# [INSTRUCTIONS TO FOLLOW]
List each line holding the string "передъ".

# [RECORD EXCERPTS]
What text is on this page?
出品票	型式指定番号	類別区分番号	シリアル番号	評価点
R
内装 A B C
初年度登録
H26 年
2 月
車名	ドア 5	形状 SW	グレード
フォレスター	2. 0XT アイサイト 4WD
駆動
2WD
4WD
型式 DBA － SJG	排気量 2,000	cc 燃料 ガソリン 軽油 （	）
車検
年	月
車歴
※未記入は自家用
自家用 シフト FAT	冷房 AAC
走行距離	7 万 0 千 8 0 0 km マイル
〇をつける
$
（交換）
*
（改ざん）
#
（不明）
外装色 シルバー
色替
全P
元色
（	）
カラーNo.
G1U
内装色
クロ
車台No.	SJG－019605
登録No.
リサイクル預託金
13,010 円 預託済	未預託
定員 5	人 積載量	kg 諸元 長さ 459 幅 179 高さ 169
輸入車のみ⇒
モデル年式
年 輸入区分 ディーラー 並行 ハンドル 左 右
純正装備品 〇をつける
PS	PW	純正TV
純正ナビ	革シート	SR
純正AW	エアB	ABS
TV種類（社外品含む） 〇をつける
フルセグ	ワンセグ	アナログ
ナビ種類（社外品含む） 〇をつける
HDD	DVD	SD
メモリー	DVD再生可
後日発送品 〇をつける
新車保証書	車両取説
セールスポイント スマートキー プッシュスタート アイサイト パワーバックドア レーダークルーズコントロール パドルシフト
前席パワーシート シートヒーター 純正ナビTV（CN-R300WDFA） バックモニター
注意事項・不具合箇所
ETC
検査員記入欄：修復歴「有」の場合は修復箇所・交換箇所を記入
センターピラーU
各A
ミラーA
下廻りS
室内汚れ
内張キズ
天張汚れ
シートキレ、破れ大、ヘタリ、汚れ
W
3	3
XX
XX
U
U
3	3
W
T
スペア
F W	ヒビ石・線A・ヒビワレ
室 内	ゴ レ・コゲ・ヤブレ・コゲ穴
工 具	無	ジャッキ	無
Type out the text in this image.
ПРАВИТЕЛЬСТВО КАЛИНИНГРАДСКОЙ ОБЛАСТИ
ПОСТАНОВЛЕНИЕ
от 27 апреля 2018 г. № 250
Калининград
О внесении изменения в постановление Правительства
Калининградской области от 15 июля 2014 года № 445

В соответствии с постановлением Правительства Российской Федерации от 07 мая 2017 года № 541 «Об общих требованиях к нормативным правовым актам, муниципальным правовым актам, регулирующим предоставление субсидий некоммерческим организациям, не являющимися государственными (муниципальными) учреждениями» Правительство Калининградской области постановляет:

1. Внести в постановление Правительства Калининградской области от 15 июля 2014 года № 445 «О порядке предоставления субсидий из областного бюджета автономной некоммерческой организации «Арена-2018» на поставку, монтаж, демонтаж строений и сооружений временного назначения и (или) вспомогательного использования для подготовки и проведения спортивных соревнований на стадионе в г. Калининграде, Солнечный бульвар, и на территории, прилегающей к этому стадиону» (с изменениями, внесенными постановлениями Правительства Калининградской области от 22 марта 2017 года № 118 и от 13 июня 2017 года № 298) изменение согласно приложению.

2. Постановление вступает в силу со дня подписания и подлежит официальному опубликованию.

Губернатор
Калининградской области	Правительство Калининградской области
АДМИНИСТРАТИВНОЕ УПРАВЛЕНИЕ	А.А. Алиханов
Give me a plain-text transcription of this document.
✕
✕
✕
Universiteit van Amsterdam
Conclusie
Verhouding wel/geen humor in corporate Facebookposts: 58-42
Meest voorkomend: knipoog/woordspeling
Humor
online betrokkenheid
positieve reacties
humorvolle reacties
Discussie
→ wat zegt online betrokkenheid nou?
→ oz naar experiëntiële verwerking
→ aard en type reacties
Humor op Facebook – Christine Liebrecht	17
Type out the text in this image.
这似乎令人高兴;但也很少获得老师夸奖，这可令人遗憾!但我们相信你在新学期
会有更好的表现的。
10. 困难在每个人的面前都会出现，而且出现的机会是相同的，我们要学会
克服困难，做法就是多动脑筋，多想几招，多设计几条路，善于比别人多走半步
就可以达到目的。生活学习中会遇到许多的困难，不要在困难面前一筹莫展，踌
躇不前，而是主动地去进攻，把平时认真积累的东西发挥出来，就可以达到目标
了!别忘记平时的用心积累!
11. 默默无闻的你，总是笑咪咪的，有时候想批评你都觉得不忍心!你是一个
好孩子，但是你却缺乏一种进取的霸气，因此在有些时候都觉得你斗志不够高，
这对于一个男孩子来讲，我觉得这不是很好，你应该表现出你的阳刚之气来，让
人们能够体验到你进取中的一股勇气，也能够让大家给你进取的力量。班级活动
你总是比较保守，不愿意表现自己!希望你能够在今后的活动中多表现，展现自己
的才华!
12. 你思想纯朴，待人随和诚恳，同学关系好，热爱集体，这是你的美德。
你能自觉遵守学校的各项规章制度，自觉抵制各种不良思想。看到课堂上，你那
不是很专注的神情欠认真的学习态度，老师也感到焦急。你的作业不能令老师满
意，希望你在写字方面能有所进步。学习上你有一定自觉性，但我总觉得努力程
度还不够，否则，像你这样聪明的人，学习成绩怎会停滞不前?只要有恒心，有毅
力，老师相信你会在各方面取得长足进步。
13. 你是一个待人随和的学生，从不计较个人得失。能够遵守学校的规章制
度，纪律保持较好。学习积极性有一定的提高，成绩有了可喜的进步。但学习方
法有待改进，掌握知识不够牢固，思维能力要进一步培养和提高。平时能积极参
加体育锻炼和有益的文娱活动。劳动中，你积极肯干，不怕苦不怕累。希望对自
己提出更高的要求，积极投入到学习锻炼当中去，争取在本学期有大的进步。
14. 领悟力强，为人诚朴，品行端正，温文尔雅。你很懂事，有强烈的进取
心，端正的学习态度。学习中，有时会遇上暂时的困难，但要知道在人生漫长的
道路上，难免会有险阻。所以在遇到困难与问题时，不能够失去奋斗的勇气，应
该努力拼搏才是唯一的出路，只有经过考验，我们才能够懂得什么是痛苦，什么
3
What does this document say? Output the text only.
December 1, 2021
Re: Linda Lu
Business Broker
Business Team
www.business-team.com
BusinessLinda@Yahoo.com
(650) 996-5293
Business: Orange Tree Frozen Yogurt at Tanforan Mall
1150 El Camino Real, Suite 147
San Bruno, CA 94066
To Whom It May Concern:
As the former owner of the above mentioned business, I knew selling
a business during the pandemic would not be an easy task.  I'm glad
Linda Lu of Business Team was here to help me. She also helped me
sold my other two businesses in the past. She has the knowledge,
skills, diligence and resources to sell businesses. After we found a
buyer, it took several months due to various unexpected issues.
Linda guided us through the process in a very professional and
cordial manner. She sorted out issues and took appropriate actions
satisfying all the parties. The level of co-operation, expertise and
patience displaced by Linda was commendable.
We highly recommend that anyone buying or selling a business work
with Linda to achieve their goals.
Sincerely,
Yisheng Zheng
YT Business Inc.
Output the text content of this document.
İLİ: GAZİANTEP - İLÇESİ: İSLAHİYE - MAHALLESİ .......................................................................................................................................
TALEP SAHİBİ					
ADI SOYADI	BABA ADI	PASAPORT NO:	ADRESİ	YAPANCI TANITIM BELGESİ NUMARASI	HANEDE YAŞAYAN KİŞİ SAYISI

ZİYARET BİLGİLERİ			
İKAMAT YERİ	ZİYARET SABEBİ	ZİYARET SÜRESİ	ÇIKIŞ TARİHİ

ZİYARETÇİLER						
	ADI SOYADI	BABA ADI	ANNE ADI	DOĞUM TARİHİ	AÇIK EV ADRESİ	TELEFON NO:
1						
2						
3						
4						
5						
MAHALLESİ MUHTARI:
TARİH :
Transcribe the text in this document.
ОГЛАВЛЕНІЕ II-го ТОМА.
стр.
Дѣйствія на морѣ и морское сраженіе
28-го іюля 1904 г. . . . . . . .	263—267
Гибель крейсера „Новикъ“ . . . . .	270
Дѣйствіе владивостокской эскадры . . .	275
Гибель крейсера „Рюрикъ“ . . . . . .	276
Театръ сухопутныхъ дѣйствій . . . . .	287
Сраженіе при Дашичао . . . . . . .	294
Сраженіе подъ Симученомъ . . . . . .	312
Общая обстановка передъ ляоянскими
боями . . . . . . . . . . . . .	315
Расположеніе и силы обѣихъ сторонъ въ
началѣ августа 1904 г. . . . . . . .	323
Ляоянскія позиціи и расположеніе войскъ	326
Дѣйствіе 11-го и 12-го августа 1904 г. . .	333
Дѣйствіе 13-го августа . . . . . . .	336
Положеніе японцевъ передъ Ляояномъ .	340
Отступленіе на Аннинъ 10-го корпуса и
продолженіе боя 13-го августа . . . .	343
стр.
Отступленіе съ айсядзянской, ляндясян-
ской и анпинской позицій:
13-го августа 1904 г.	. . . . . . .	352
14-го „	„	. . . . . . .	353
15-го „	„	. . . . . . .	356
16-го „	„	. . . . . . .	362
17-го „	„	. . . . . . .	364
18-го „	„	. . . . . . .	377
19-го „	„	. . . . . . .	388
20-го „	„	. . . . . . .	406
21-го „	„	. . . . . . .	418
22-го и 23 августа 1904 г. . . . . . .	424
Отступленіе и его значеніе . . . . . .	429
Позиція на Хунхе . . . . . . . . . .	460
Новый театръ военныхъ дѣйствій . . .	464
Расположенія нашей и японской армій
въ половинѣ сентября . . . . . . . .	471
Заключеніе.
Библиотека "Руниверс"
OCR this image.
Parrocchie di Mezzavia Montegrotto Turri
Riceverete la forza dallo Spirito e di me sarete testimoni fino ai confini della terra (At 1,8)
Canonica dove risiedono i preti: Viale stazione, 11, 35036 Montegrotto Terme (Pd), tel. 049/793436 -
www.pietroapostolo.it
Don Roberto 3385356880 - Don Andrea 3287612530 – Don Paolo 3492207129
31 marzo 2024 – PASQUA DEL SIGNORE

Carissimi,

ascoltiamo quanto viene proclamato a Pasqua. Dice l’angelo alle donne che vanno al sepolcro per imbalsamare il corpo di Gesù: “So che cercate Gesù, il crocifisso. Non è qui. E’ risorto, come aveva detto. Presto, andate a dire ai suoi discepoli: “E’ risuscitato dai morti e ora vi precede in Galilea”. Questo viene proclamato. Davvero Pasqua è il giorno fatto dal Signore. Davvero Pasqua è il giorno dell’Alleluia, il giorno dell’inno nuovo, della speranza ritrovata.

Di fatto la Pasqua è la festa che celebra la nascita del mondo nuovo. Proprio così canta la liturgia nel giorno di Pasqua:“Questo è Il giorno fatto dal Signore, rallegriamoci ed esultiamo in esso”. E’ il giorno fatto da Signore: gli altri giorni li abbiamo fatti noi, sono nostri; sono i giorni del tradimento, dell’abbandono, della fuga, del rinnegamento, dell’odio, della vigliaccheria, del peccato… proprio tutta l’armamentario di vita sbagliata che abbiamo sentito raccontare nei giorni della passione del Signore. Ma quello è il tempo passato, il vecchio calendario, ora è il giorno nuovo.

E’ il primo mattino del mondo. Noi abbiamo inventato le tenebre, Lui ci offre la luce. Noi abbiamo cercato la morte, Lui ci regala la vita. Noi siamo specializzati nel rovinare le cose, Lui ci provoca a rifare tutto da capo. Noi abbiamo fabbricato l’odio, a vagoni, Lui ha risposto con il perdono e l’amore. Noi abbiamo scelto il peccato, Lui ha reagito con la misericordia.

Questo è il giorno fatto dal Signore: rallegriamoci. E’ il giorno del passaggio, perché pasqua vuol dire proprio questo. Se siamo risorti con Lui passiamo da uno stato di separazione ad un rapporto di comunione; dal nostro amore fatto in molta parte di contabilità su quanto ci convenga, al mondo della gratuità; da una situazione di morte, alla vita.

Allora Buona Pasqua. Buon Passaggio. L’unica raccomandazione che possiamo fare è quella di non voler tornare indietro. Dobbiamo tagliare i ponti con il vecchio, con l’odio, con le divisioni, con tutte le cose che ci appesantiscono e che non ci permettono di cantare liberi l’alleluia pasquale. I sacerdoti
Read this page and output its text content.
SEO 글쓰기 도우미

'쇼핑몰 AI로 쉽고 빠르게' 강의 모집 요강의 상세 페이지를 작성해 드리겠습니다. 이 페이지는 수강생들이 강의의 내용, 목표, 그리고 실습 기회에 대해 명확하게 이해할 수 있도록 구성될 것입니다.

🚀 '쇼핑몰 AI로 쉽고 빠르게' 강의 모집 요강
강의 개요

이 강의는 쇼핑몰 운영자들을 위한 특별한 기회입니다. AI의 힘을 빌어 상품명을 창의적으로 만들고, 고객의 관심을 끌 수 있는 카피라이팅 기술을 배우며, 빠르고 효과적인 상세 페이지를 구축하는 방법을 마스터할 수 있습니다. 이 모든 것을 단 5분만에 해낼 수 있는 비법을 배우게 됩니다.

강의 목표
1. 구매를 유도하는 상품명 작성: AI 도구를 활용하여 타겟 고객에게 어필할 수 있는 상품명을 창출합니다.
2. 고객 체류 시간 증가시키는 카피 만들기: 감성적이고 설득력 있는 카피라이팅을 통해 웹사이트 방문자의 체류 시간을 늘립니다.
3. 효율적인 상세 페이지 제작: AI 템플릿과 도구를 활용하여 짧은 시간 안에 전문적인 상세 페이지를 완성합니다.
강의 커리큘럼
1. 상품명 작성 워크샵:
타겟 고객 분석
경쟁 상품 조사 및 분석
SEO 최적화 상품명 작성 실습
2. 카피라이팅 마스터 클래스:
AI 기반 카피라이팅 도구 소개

# [THE OUTPUT]
Общая обстановка передъ ляоянскими
Положеніе японцевъ передъ Ляояномъ .	340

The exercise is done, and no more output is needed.